## START Supplied material
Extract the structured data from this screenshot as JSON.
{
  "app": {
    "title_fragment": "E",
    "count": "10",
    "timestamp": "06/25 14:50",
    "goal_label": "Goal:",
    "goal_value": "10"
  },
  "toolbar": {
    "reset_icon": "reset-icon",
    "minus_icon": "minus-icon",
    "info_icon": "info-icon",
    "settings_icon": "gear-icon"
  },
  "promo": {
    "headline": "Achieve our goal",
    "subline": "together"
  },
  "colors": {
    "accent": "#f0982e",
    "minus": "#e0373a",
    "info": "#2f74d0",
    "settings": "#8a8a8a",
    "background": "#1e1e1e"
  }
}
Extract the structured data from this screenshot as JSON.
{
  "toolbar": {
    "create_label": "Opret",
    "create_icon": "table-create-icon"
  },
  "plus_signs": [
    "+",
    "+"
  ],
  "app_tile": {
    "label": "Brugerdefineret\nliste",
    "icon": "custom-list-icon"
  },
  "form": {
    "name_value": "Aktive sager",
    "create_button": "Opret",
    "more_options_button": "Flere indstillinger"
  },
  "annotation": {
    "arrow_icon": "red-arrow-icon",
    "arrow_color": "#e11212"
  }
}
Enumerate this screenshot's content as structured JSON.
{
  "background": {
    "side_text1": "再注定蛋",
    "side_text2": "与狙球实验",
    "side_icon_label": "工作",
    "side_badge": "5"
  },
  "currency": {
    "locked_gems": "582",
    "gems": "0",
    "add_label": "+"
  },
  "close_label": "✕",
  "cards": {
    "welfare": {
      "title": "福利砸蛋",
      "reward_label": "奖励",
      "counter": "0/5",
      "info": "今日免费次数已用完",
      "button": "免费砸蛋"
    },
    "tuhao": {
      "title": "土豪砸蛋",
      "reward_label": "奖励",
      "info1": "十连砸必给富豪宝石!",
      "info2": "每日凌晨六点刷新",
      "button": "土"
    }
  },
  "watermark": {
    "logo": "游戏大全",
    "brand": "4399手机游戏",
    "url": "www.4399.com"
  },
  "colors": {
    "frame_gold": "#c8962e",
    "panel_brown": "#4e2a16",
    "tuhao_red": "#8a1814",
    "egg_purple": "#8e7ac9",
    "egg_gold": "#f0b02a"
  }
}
## END Supplied material
• **Short exercise**:
Copy the data above exactly. Every line must be included.

• **Expected answer**:
Extract the structured data from this screenshot as JSON.
{
  "app": {
    "title_fragment": "E",
    "count": "10",
    "timestamp": "06/25 14:50",
    "goal_label": "Goal:",
    "goal_value": "10"
  },
  "toolbar": {
    "reset_icon": "reset-icon",
    "minus_icon": "minus-icon",
    "info_icon": "info-icon",
    "settings_icon": "gear-icon"
  },
  "promo": {
    "headline": "Achieve our goal",
    "subline": "together"
  },
  "colors": {
    "accent": "#f0982e",
    "minus": "#e0373a",
    "info": "#2f74d0",
    "settings": "#8a8a8a",
    "background": "#1e1e1e"
  }
}
Extract the structured data from this screenshot as JSON.
{
  "toolbar": {
    "create_label": "Opret",
    "create_icon": "table-create-icon"
  },
  "plus_signs": [
    "+",
    "+"
  ],
  "app_tile": {
    "label": "Brugerdefineret\nliste",
    "icon": "custom-list-icon"
  },
  "form": {
    "name_value": "Aktive sager",
    "create_button": "Opret",
    "more_options_button": "Flere indstillinger"
  },
  "annotation": {
    "arrow_icon": "red-arrow-icon",
    "arrow_color": "#e11212"
  }
}
Enumerate this screenshot's content as structured JSON.
{
  "background": {
    "side_text1": "再注定蛋",
    "side_text2": "与狙球实验",
    "side_icon_label": "工作",
    "side_badge": "5"
  },
  "currency": {
    "locked_gems": "582",
    "gems": "0",
    "add_label": "+"
  },
  "close_label": "✕",
  "cards": {
    "welfare": {
      "title": "福利砸蛋",
      "reward_label": "奖励",
      "counter": "0/5",
      "info": "今日免费次数已用完",
      "button": "免费砸蛋"
    },
    "tuhao": {
      "title": "土豪砸蛋",
      "reward_label": "奖励",
      "info1": "十连砸必给富豪宝石!",
      "info2": "每日凌晨六点刷新",
      "button": "土"
    }
  },
  "watermark": {
    "logo": "游戏大全",
    "brand": "4399手机游戏",
    "url": "www.4399.com"
  },
  "colors": {
    "frame_gold": "#c8962e",
    "panel_brown": "#4e2a16",
    "tuhao_red": "#8a1814",
    "egg_purple": "#8e7ac9",
    "egg_gold": "#f0b02a"
  }
}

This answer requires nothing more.